--- Begin INPUT FOR THIS TASK ---

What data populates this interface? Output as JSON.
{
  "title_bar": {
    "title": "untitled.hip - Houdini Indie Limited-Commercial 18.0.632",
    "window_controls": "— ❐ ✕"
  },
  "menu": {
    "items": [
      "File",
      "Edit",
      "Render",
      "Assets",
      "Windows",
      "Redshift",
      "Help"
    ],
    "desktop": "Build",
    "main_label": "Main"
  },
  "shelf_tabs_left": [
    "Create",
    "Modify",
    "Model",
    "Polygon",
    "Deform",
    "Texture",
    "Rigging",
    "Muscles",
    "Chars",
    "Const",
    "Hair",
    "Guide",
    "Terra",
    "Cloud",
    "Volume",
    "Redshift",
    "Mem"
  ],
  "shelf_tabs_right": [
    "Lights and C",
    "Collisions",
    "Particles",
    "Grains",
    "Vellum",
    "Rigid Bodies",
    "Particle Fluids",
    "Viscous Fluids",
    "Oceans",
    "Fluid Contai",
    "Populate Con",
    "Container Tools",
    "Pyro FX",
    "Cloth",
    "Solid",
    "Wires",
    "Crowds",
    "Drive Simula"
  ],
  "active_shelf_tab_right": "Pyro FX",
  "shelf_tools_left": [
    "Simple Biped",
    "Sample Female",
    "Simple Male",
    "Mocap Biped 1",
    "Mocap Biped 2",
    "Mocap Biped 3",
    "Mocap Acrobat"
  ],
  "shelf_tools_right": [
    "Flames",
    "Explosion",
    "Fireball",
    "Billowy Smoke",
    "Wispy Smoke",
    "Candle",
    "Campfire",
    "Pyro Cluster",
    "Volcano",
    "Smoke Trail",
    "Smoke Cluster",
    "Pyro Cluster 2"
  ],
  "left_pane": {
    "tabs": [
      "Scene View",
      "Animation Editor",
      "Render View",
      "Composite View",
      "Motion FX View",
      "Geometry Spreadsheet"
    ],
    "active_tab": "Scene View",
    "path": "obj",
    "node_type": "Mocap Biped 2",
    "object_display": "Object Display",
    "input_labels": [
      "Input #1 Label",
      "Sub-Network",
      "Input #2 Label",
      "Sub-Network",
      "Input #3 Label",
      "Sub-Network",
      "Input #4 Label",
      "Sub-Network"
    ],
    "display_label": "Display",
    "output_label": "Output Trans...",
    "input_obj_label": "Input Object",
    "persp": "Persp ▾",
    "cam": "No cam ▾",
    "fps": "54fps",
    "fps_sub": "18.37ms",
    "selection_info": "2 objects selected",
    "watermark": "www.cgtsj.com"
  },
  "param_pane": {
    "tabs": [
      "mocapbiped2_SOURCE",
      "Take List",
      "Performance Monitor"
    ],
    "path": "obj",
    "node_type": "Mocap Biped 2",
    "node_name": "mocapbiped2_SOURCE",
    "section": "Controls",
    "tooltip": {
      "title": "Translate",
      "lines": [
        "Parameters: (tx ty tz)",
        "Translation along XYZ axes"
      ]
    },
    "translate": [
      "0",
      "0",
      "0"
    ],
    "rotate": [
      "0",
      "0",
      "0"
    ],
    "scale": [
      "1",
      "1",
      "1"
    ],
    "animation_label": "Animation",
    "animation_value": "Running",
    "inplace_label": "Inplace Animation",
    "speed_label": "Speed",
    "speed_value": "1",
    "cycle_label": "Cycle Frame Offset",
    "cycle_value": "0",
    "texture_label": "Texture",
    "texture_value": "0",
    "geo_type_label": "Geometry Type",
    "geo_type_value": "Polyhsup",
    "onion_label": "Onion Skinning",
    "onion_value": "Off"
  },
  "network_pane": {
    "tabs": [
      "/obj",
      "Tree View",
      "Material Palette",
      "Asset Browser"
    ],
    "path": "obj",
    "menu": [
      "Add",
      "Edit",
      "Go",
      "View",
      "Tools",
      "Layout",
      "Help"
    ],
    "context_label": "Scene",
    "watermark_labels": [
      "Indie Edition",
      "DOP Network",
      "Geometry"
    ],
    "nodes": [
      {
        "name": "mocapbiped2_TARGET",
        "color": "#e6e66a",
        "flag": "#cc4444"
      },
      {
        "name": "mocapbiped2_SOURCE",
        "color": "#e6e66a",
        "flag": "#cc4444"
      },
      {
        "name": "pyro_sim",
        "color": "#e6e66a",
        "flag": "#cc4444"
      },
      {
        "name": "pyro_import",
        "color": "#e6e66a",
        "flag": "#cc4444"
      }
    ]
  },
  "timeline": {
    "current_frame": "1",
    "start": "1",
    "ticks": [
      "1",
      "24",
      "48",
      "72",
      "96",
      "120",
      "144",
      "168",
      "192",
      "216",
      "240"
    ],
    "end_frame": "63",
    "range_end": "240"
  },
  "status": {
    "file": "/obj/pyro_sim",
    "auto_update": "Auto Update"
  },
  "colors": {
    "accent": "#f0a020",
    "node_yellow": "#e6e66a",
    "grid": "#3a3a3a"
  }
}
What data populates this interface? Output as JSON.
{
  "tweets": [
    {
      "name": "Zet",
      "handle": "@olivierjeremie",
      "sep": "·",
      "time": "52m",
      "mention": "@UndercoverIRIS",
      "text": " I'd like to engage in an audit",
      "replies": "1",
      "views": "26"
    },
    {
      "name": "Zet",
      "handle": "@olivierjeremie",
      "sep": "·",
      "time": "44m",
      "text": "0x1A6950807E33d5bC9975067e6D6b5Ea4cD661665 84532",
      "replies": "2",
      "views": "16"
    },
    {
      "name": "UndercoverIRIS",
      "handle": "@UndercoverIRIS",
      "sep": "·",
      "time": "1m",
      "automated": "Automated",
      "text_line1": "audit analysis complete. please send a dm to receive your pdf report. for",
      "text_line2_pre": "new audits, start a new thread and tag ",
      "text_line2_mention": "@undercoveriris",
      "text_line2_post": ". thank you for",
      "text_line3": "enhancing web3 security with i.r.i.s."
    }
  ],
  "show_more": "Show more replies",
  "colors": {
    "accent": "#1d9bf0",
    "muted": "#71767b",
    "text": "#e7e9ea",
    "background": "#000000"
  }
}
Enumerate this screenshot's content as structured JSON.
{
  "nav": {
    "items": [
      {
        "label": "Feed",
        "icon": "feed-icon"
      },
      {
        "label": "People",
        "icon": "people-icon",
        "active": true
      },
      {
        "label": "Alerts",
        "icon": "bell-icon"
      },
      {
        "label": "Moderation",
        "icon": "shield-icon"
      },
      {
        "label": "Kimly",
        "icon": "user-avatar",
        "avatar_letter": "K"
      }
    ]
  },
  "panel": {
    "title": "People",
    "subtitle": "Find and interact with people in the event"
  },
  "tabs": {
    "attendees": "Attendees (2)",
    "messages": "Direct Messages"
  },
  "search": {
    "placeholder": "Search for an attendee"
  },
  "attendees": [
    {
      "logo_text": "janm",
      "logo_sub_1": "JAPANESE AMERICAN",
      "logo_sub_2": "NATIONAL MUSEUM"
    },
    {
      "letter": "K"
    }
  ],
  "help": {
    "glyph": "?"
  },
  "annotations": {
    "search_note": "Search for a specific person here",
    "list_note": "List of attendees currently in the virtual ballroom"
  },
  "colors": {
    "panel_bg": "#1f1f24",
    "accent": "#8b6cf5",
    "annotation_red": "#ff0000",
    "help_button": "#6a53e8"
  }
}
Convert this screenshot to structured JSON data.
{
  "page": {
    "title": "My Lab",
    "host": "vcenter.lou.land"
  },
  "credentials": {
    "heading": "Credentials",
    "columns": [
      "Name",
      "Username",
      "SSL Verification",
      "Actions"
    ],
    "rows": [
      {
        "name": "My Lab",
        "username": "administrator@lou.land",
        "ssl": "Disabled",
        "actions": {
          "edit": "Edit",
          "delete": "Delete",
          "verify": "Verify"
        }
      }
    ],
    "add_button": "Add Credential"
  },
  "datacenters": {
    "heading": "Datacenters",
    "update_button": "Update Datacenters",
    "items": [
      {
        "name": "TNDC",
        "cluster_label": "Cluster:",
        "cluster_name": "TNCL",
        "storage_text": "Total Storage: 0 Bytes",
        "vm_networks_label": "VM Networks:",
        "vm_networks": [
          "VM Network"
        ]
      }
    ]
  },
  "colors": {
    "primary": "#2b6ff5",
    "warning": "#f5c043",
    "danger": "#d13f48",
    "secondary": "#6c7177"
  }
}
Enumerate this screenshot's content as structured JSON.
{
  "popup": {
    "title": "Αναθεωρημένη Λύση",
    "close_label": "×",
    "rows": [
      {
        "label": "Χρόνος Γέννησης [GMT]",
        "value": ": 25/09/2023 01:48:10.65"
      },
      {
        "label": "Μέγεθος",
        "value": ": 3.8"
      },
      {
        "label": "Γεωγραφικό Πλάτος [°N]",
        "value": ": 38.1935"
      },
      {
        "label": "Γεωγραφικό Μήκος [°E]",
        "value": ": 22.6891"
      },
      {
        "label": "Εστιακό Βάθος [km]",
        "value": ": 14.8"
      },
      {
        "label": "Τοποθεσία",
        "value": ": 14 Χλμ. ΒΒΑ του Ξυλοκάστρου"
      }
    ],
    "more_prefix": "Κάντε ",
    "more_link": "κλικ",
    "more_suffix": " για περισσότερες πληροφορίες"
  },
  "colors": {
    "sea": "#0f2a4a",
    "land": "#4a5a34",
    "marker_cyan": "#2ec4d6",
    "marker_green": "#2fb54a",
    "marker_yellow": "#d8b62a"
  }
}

--- End INPUT FOR THIS TASK ---

DIRECTION: Make a list of all lines in the data that contain "Indie".

SOLUTION TO THIS EXERCISE:
    "title": "untitled.hip - Houdini Indie Limited-Commercial 18.0.632",
      "Indie Edition",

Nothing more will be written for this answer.